**WHAT IS EXPECTED:** Tally the lines holding "JSON" and state only that figure.

**DATA FOR PROCESSING:**
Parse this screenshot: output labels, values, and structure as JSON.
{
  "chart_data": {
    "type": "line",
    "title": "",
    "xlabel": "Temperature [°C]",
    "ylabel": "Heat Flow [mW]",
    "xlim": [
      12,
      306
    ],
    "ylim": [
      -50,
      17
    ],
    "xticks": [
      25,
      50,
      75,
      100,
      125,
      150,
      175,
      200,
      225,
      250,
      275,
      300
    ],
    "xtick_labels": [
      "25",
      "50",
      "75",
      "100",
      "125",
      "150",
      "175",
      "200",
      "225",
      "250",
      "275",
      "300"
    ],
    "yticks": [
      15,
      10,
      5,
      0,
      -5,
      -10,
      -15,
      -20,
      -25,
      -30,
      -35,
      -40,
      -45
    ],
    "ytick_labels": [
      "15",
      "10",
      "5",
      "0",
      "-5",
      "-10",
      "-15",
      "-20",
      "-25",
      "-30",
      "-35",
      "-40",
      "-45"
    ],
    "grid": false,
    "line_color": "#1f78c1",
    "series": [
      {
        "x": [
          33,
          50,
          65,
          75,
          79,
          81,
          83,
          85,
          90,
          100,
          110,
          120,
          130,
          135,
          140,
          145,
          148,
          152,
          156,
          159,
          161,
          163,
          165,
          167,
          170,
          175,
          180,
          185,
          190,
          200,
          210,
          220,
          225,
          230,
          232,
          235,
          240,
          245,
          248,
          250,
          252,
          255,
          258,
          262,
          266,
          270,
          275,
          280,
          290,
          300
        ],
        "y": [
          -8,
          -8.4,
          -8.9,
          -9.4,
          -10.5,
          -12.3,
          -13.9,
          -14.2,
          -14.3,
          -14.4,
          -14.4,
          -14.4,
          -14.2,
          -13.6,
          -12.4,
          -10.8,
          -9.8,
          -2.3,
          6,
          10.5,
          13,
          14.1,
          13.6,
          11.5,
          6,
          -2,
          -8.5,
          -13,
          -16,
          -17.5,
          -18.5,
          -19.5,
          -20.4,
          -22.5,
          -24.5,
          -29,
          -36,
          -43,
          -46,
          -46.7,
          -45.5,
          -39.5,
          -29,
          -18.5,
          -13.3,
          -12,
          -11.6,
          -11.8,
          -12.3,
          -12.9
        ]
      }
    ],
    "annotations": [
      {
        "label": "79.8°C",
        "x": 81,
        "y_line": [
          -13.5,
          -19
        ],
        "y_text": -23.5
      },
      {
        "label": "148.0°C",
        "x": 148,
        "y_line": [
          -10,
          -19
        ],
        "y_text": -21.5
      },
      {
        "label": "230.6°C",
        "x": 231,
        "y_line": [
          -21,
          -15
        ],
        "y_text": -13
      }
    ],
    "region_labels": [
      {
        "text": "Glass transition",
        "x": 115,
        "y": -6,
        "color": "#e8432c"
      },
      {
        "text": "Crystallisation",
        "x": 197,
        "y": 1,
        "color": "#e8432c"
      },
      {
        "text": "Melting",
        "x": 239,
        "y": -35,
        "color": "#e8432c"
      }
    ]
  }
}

==

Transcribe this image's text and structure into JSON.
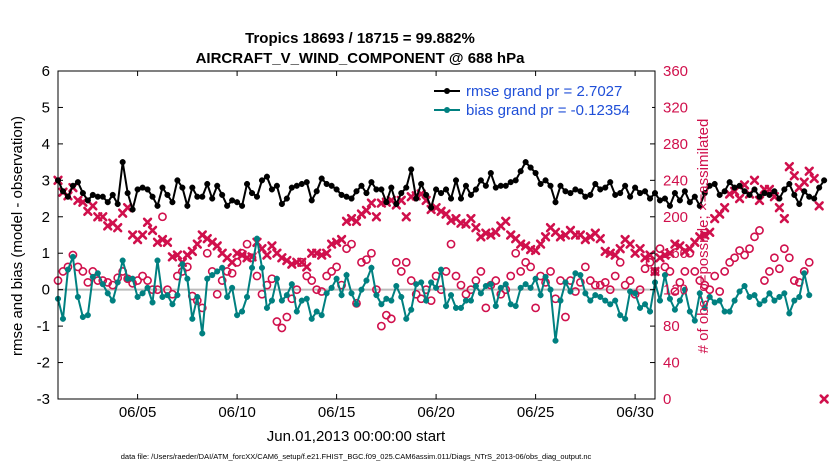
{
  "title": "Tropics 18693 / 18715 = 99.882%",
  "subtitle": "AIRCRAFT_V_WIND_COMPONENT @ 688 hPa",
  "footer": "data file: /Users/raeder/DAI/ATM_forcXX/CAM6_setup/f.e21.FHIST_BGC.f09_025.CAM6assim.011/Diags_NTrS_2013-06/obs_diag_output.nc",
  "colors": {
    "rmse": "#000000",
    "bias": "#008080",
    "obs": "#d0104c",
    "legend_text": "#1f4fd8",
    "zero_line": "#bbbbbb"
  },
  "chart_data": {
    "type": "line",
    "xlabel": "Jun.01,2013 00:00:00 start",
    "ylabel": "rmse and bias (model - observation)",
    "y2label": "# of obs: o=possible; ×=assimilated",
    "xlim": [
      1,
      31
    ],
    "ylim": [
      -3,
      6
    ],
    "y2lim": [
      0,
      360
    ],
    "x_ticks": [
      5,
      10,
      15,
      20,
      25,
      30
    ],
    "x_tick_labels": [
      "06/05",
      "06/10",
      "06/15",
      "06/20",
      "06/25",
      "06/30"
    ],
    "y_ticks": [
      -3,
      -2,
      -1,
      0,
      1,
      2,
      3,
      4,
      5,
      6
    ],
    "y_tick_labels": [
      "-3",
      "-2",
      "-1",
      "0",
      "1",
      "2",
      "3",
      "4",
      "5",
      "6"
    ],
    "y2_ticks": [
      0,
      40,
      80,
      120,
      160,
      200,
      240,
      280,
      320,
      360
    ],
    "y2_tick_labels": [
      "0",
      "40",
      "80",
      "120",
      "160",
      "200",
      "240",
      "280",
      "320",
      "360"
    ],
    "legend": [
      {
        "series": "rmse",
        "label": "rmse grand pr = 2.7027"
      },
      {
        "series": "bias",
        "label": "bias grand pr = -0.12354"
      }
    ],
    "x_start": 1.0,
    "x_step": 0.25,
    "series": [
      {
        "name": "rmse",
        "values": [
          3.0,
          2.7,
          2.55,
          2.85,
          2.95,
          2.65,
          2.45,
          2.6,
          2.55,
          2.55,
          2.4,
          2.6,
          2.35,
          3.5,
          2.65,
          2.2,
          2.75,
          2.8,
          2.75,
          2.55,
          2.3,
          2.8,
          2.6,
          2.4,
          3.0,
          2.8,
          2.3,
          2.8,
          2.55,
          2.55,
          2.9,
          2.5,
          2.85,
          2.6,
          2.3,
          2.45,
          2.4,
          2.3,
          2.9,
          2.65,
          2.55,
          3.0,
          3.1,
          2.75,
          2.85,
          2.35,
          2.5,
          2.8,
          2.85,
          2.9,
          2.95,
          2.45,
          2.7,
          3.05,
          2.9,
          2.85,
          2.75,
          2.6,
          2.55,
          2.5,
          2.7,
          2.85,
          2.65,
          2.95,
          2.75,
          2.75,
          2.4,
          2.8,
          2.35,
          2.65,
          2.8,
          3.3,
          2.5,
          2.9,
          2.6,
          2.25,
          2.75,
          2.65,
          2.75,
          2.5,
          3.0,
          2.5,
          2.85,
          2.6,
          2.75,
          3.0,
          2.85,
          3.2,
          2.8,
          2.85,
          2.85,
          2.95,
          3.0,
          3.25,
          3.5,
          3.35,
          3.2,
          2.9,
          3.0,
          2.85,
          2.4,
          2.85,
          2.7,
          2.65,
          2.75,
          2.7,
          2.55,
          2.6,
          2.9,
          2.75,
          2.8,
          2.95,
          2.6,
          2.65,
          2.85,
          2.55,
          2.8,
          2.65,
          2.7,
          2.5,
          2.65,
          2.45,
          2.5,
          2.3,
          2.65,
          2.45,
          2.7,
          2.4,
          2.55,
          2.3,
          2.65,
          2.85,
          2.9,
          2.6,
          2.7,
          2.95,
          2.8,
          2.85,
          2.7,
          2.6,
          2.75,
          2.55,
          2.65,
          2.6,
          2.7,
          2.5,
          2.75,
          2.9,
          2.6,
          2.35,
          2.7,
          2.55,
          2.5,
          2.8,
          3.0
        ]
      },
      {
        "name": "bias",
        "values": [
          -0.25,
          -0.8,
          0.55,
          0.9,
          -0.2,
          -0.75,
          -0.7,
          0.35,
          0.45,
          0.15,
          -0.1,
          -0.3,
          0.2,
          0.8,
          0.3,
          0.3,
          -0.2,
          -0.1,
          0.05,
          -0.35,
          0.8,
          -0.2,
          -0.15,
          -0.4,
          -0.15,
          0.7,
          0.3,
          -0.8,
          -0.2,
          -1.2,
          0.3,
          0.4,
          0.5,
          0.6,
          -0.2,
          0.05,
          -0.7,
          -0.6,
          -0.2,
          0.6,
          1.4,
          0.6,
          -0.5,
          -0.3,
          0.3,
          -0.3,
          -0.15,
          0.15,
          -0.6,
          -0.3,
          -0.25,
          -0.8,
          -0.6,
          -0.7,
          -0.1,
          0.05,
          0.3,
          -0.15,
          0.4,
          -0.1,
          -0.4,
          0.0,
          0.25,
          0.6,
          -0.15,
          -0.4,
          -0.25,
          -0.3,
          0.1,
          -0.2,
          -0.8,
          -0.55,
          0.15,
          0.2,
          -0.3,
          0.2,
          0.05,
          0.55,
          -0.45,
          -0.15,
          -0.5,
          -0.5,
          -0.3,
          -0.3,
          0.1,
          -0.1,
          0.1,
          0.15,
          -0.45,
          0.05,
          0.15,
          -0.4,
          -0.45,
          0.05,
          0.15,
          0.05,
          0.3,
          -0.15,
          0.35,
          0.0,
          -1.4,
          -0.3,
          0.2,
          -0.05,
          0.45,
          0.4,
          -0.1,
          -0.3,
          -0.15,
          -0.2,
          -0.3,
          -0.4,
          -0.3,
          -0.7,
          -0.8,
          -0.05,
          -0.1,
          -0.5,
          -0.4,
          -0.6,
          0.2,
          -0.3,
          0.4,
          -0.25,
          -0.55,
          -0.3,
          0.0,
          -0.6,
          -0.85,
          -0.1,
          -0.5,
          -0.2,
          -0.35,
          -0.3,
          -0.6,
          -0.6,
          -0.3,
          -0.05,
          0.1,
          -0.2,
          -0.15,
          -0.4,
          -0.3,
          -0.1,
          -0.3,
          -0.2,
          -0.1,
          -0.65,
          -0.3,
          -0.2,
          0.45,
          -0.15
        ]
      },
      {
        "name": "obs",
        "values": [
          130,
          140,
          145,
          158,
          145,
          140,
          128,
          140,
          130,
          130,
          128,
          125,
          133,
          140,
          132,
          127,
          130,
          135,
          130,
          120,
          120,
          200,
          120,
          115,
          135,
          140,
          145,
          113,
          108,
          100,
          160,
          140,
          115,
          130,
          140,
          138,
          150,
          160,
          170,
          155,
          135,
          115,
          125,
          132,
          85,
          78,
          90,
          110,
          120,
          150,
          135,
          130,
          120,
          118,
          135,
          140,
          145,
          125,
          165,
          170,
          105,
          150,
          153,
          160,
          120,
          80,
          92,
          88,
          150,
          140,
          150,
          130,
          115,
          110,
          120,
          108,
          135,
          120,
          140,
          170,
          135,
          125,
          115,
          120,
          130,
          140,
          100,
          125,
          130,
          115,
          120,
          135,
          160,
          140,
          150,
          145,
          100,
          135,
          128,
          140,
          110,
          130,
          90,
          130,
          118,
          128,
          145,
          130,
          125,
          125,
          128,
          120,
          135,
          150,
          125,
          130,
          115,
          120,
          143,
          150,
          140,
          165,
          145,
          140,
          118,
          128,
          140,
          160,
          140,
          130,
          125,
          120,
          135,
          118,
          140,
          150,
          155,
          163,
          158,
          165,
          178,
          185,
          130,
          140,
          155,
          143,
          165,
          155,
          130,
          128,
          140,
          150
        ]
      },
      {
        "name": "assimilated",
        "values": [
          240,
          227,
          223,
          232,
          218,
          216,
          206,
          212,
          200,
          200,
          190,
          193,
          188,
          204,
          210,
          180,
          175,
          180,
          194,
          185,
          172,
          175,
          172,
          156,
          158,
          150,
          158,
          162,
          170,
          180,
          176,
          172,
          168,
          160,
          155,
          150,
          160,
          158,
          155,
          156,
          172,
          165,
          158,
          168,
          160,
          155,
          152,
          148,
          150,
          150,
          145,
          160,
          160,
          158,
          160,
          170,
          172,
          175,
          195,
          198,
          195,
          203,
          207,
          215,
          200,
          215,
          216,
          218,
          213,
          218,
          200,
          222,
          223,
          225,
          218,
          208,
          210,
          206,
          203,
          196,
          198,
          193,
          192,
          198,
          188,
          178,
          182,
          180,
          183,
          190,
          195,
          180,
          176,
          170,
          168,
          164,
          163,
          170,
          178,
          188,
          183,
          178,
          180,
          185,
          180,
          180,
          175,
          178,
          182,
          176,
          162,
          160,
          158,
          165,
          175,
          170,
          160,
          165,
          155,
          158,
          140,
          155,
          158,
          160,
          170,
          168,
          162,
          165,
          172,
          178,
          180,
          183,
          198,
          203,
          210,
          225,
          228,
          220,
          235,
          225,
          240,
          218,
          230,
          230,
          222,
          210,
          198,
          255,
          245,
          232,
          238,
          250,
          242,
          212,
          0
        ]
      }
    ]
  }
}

**RESPONSE:** 2